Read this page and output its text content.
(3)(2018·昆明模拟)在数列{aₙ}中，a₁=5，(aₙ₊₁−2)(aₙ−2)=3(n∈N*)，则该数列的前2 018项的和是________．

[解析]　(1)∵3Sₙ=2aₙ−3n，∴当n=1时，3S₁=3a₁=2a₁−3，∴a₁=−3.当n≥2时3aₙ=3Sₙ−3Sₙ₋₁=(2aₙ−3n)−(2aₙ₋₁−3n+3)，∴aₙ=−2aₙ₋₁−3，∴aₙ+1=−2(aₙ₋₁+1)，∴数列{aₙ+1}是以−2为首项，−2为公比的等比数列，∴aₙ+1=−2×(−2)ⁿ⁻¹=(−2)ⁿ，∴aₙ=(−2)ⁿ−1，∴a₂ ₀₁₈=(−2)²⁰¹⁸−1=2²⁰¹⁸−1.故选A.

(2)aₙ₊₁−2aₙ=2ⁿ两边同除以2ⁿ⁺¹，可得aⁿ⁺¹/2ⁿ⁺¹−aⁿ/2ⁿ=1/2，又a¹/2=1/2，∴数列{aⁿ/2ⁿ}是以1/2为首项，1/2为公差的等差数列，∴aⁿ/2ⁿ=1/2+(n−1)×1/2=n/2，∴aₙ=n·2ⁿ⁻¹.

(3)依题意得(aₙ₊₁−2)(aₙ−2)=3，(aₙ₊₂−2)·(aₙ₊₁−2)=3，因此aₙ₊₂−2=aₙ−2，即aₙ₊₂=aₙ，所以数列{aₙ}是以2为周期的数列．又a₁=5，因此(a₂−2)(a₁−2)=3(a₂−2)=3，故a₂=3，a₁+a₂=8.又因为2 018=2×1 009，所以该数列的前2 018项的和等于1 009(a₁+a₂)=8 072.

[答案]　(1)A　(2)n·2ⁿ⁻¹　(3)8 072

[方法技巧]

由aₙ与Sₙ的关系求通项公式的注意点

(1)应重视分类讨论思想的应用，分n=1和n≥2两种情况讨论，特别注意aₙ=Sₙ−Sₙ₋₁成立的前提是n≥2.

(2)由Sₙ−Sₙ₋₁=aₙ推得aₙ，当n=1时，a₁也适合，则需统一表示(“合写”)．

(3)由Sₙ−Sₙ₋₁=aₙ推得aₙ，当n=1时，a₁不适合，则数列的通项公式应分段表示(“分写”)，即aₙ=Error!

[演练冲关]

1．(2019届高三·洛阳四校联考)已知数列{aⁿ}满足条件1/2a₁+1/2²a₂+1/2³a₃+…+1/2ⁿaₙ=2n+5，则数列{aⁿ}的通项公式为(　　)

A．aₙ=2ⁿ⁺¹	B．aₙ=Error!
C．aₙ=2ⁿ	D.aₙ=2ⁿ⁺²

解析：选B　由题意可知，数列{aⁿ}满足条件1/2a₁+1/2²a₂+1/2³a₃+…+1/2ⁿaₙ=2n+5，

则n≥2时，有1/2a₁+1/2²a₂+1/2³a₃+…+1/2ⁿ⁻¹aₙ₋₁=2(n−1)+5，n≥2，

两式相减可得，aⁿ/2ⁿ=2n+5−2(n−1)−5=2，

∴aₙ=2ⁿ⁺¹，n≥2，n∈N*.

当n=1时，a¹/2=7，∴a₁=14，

* * * * * * *

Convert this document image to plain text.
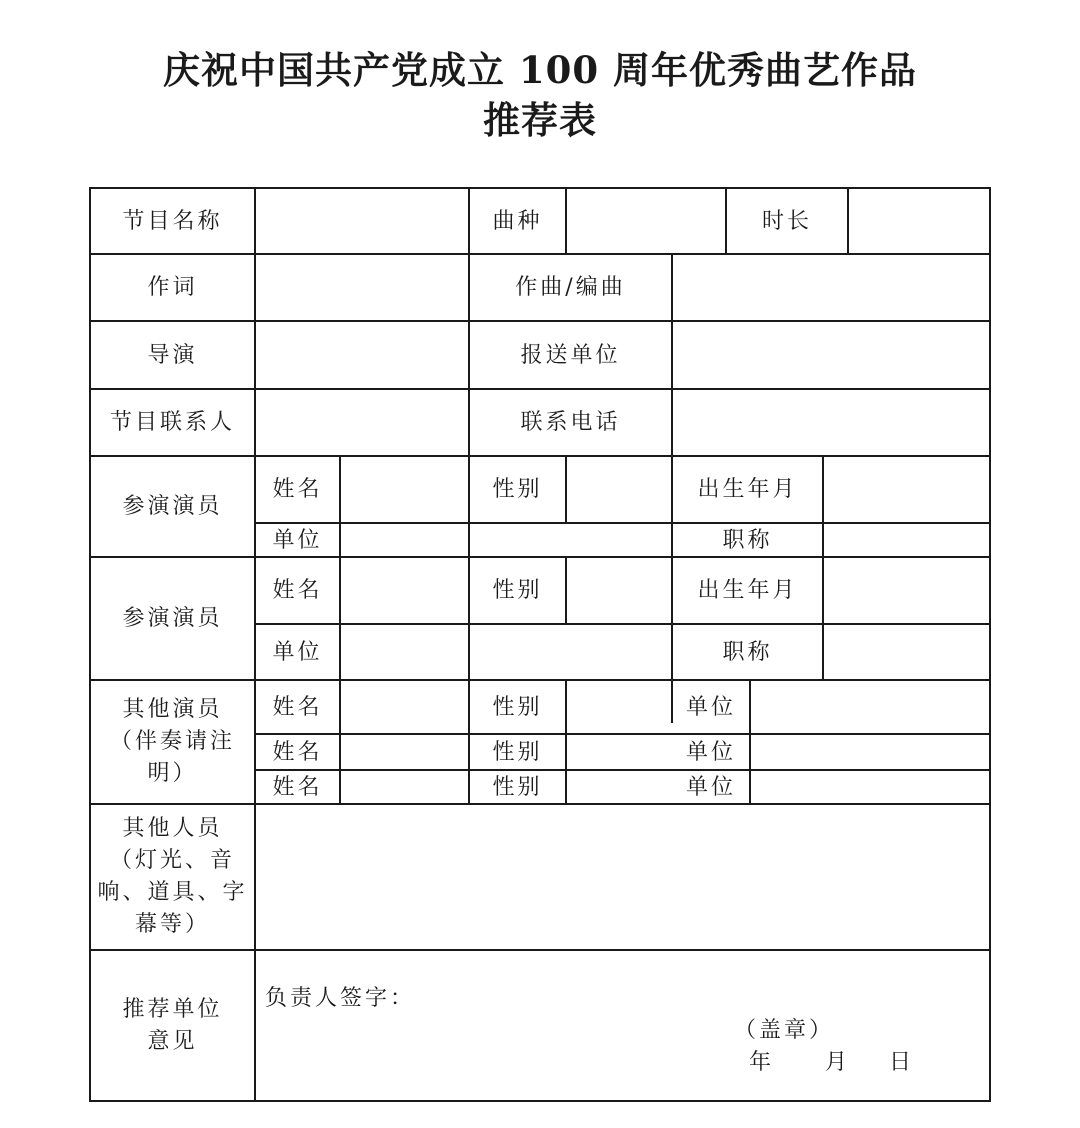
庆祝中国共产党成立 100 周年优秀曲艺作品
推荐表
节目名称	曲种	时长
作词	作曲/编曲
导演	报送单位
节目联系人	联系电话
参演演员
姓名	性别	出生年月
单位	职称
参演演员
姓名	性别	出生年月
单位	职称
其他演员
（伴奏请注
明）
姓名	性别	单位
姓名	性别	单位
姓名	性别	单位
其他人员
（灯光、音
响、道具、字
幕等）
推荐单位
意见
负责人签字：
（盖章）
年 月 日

* * * * * * *

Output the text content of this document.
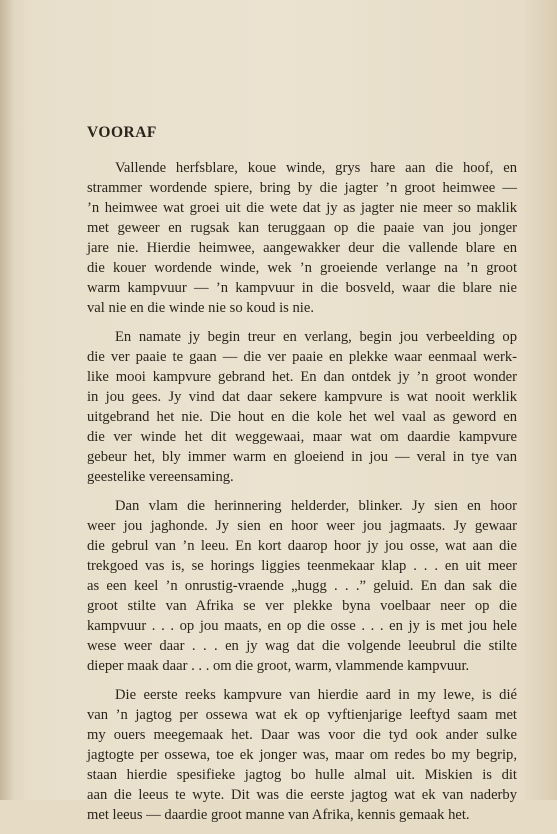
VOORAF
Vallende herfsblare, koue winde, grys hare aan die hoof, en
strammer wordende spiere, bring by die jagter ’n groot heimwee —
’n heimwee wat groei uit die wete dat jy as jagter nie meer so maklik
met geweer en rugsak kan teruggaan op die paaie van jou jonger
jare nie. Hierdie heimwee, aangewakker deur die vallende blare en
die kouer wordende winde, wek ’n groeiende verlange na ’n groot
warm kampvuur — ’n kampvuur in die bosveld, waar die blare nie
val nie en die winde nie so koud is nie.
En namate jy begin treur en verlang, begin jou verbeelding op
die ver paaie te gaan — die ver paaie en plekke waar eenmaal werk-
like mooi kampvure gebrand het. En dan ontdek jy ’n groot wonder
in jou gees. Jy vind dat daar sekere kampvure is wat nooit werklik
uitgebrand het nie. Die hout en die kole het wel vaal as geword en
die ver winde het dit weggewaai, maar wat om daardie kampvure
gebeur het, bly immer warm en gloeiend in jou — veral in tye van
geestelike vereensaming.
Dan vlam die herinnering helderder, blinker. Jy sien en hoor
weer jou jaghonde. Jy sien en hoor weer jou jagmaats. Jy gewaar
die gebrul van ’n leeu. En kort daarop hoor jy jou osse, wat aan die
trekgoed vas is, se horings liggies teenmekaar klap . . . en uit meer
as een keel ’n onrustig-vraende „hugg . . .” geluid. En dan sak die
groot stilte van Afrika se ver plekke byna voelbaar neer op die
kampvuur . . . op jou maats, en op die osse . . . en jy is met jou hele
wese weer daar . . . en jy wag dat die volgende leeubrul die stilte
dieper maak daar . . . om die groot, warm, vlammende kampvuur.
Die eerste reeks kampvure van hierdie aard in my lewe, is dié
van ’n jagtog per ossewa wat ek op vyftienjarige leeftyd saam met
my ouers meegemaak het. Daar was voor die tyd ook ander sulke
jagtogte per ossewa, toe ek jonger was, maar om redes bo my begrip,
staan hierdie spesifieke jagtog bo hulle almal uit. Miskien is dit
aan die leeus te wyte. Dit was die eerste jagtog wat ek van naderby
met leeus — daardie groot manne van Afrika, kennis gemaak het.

* * * * * * *

Your instructions: Identify and extract each line of the listing that contains "text".

Final result:
Read this page and output its text content.
Convert this document image to plain text.
Output the text content of this document.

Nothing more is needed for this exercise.